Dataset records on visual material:
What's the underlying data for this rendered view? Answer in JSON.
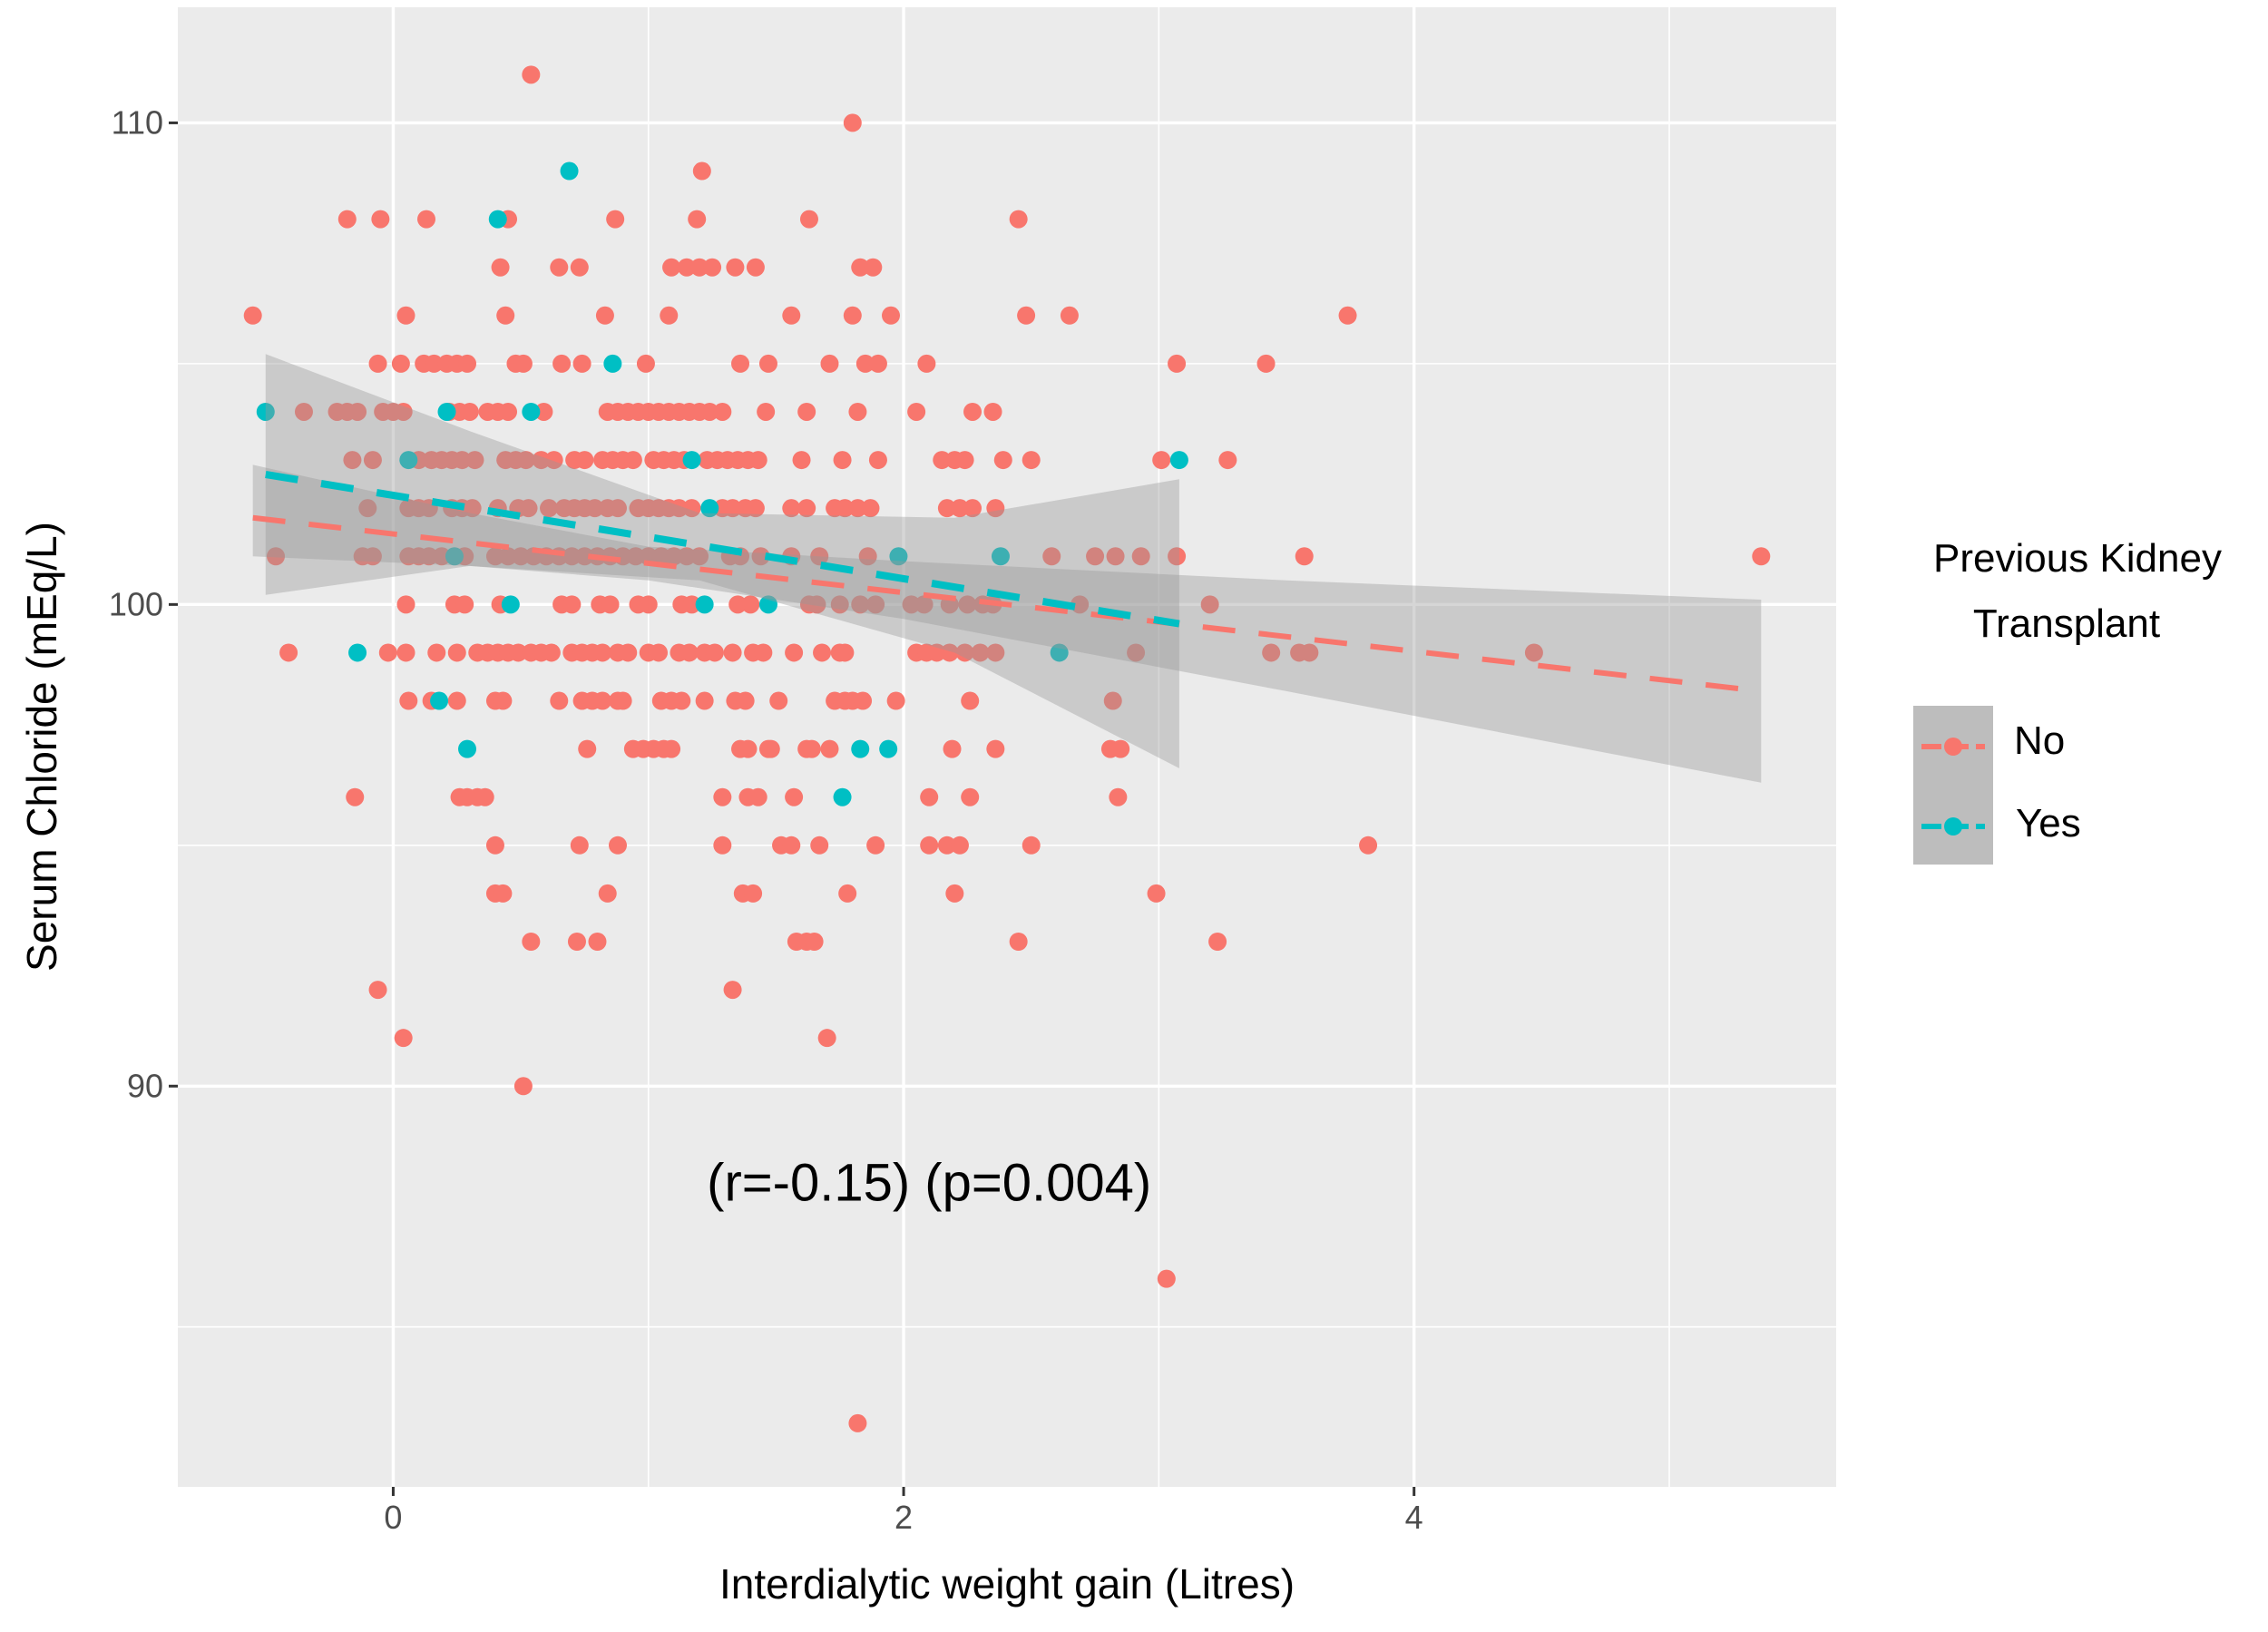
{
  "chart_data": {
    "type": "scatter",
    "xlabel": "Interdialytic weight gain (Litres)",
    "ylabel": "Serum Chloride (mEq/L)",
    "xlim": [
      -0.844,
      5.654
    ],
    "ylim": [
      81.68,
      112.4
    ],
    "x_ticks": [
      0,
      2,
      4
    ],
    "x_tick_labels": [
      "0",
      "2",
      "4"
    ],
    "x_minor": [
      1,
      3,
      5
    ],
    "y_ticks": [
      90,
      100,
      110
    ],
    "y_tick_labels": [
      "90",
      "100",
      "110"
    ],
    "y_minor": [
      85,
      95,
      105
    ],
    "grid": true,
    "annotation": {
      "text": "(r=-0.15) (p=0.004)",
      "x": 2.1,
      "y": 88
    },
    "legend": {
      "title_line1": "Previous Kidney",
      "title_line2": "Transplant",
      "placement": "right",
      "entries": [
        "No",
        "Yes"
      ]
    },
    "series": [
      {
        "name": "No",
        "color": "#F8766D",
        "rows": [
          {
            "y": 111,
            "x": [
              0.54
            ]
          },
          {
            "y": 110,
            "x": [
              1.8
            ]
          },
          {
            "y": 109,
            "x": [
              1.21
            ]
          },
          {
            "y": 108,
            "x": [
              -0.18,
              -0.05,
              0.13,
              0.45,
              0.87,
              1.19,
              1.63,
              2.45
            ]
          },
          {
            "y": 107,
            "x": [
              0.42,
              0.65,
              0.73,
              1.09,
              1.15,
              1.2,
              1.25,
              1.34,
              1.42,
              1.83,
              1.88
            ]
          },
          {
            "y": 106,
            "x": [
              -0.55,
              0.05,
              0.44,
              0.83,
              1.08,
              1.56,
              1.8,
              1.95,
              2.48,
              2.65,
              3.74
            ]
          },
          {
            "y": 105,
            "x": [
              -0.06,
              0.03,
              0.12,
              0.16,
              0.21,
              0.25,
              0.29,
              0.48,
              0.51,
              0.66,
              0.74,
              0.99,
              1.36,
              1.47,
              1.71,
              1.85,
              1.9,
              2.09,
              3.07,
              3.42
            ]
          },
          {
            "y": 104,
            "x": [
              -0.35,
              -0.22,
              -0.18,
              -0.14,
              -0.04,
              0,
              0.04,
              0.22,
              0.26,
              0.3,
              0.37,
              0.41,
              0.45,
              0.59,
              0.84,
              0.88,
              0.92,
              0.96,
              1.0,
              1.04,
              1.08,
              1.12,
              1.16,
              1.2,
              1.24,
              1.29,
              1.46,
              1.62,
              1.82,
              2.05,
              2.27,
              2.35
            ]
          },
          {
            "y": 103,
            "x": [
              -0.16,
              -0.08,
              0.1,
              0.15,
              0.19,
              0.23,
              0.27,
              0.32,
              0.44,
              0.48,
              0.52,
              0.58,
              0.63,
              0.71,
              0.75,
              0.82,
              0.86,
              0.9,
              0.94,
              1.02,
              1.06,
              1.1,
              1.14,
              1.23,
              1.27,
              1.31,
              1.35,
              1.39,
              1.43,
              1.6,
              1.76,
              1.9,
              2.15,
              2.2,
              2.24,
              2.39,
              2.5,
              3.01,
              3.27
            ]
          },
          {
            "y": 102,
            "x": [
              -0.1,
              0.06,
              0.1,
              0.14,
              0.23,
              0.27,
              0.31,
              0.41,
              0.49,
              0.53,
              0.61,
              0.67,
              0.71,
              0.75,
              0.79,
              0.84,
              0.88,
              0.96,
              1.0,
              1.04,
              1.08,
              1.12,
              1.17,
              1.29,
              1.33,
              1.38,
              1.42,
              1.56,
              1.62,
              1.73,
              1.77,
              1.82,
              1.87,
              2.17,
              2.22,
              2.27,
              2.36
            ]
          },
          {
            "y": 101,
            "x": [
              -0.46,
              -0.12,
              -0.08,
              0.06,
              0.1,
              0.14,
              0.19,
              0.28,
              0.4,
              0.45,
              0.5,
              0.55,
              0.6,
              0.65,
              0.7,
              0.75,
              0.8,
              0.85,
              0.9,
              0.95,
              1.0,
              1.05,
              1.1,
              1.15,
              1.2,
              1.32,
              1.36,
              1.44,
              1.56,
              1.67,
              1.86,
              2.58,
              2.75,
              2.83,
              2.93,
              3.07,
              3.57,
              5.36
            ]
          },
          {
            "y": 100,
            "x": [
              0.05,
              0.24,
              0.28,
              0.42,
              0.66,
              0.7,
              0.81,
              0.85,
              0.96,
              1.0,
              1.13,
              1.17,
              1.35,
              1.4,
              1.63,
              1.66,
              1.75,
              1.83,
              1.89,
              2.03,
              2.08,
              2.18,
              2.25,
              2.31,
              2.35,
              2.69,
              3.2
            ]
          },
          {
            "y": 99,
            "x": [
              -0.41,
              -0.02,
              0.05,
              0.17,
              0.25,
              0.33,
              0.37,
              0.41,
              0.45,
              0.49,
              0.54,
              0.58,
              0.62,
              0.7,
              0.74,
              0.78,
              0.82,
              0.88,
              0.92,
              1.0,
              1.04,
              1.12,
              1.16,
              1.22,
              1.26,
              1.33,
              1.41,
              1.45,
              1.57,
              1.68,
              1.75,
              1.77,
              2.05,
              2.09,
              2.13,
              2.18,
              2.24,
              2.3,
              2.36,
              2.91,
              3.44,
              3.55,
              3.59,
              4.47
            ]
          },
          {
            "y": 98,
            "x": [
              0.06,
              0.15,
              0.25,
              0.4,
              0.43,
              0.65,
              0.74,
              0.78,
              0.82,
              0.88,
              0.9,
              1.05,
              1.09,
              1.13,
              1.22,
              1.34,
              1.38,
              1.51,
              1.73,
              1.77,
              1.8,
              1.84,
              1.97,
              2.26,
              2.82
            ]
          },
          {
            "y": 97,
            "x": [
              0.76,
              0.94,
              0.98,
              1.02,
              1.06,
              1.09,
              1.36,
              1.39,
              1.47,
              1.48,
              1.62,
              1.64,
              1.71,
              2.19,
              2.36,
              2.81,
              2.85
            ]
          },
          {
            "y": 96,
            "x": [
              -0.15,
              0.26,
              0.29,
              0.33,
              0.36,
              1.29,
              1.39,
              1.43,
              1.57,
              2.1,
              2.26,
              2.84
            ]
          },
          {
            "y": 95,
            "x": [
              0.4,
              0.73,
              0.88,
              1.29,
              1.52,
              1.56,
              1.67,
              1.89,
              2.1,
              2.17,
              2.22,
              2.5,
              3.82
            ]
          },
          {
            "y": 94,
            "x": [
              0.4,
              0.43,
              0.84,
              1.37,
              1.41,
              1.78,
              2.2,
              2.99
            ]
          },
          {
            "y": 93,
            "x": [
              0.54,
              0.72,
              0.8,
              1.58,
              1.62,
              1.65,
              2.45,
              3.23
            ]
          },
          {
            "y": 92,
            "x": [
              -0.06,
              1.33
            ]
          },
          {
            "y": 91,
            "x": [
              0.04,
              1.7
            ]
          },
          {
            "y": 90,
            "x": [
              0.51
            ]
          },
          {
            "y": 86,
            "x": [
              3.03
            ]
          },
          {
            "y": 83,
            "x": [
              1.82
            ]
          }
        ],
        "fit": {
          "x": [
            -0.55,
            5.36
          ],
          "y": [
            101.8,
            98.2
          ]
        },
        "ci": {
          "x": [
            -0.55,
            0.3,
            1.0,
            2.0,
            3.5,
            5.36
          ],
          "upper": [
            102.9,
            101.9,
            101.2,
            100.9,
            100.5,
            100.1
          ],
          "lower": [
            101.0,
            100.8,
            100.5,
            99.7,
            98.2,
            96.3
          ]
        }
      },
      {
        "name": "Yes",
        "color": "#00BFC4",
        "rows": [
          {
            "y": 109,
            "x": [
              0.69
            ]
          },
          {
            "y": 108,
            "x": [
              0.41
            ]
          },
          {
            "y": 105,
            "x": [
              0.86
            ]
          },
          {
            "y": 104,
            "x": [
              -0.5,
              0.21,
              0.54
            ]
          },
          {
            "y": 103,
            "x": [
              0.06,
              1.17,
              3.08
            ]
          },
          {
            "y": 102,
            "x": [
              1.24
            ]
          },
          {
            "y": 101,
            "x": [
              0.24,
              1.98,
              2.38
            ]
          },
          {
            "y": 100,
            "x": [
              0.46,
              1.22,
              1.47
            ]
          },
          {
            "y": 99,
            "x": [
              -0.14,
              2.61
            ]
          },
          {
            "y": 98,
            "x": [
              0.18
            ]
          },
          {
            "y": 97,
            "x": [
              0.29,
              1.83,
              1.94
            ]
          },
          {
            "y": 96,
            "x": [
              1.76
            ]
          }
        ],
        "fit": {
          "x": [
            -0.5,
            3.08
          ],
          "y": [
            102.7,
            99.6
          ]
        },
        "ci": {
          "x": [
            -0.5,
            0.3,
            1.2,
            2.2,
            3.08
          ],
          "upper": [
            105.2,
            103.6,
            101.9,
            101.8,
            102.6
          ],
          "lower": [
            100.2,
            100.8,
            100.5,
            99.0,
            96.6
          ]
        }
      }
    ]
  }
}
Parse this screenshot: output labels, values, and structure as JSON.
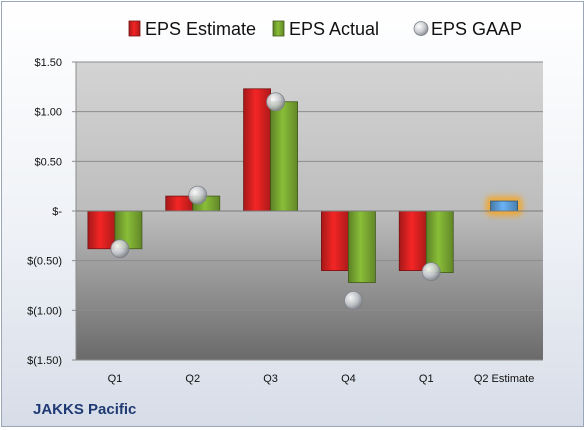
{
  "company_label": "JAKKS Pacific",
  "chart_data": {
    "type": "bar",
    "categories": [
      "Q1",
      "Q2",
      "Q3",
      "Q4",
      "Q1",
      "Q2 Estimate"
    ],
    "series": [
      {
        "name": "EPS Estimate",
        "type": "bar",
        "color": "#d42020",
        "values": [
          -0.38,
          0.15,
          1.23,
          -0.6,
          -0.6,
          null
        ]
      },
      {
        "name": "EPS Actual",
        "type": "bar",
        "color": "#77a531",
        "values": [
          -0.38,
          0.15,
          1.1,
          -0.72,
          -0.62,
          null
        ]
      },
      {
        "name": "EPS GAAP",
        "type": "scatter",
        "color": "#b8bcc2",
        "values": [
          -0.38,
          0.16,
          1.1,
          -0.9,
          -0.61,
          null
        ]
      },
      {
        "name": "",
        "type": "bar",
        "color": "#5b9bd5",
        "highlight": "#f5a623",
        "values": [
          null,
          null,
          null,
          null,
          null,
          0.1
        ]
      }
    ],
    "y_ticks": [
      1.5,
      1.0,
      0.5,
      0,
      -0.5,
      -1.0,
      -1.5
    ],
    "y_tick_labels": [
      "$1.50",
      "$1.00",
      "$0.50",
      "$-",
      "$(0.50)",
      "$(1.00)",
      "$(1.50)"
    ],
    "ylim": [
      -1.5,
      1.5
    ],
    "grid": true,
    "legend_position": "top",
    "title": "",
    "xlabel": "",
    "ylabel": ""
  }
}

→ PROBLEM REQUIREMENTS
Find the word "xlabel" in the records and pull out each line that has it.

→ THE RESULT
    "xlabel": "Interdialytic weight gain (Litres)",
    "xlabel": "",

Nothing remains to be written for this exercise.